▶ _Problem statement_: Quote the data below in full, minus the images.

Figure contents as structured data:
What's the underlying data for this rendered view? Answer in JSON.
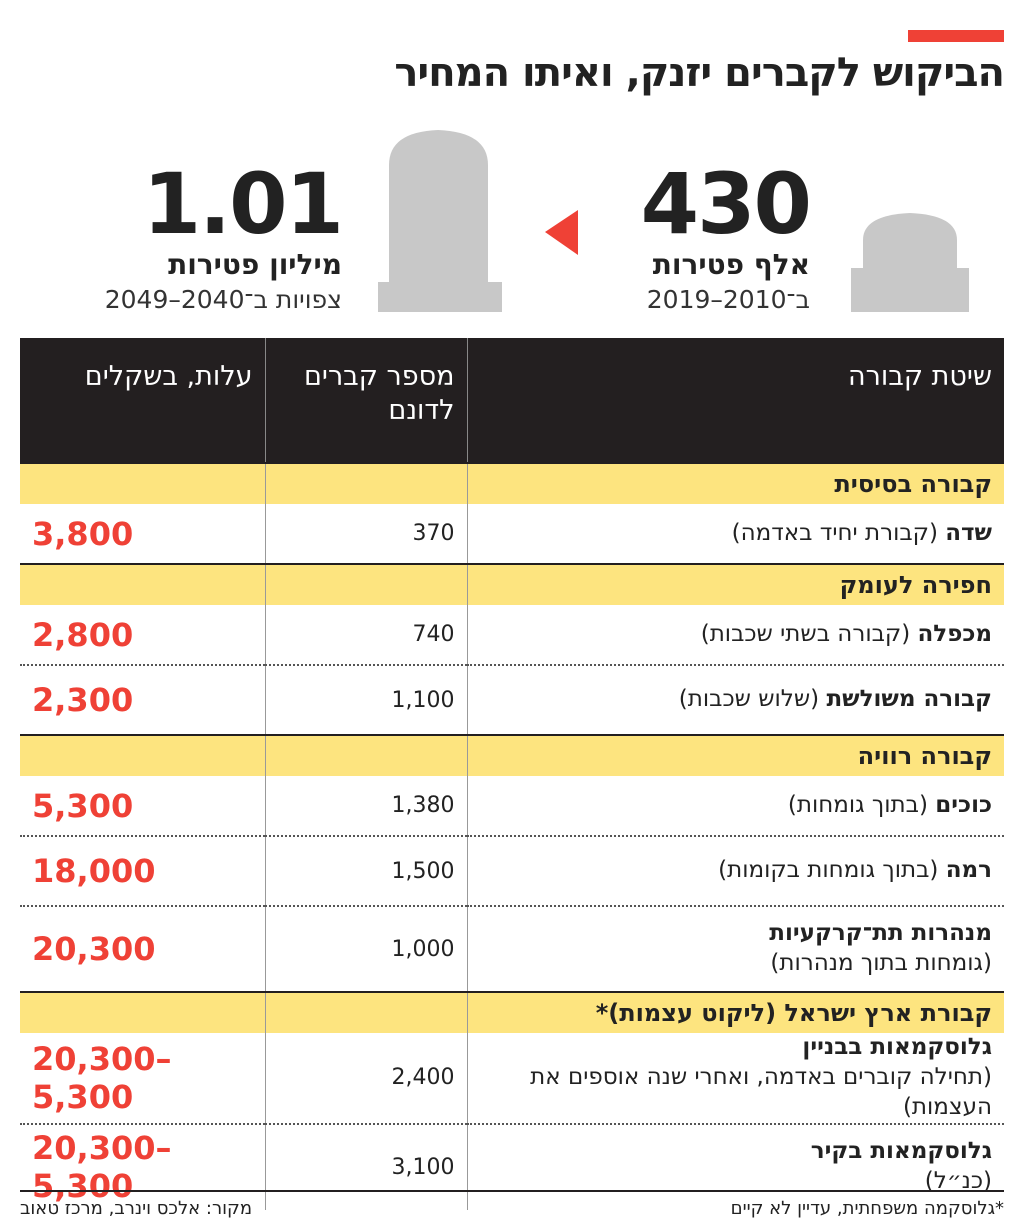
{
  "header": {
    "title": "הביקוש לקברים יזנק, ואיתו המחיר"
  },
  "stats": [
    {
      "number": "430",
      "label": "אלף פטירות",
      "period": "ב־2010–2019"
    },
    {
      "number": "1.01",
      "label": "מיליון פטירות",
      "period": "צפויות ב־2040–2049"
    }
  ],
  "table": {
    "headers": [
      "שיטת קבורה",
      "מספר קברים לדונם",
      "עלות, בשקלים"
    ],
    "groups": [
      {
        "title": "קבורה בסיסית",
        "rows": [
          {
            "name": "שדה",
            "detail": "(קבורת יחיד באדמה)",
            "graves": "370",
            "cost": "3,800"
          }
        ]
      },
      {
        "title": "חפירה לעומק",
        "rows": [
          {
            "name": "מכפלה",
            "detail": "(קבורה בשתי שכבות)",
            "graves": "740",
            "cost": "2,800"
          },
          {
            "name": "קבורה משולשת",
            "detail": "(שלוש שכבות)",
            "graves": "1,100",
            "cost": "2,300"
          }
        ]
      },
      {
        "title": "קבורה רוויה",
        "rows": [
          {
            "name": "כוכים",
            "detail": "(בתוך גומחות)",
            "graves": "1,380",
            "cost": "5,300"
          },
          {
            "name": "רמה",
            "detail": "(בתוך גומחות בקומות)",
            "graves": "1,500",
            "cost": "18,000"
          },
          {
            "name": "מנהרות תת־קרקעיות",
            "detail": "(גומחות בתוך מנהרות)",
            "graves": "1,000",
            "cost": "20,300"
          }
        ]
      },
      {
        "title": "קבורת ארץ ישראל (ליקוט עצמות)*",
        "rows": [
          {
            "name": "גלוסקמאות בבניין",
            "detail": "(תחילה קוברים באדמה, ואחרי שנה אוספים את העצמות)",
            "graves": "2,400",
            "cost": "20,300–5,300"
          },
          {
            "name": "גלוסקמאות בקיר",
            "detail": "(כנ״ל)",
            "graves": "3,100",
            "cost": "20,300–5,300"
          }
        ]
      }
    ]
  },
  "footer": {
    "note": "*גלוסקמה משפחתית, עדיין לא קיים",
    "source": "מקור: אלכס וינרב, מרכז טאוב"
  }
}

▶ _Answer in full_:
What's the underlying data for this rendered view? Answer in JSON.
{
  "header": {
    "title": "הביקוש לקברים יזנק, ואיתו המחיר"
  },
  "stats": [
    {
      "number": "430",
      "label": "אלף פטירות",
      "period": "ב־2010–2019"
    },
    {
      "number": "1.01",
      "label": "מיליון פטירות",
      "period": "צפויות ב־2040–2049"
    }
  ],
  "table": {
    "headers": [
      "שיטת קבורה",
      "מספר קברים לדונם",
      "עלות, בשקלים"
    ],
    "groups": [
      {
        "title": "קבורה בסיסית",
        "rows": [
          {
            "name": "שדה",
            "detail": "(קבורת יחיד באדמה)",
            "graves": "370",
            "cost": "3,800"
          }
        ]
      },
      {
        "title": "חפירה לעומק",
        "rows": [
          {
            "name": "מכפלה",
            "detail": "(קבורה בשתי שכבות)",
            "graves": "740",
            "cost": "2,800"
          },
          {
            "name": "קבורה משולשת",
            "detail": "(שלוש שכבות)",
            "graves": "1,100",
            "cost": "2,300"
          }
        ]
      },
      {
        "title": "קבורה רוויה",
        "rows": [
          {
            "name": "כוכים",
            "detail": "(בתוך גומחות)",
            "graves": "1,380",
            "cost": "5,300"
          },
          {
            "name": "רמה",
            "detail": "(בתוך גומחות בקומות)",
            "graves": "1,500",
            "cost": "18,000"
          },
          {
            "name": "מנהרות תת־קרקעיות",
            "detail": "(גומחות בתוך מנהרות)",
            "graves": "1,000",
            "cost": "20,300"
          }
        ]
      },
      {
        "title": "קבורת ארץ ישראל (ליקוט עצמות)*",
        "rows": [
          {
            "name": "גלוסקמאות בבניין",
            "detail": "(תחילה קוברים באדמה, ואחרי שנה אוספים את העצמות)",
            "graves": "2,400",
            "cost": "20,300–5,300"
          },
          {
            "name": "גלוסקמאות בקיר",
            "detail": "(כנ״ל)",
            "graves": "3,100",
            "cost": "20,300–5,300"
          }
        ]
      }
    ]
  },
  "footer": {
    "note": "*גלוסקמה משפחתית, עדיין לא קיים",
    "source": "מקור: אלכס וינרב, מרכז טאוב"
  }
}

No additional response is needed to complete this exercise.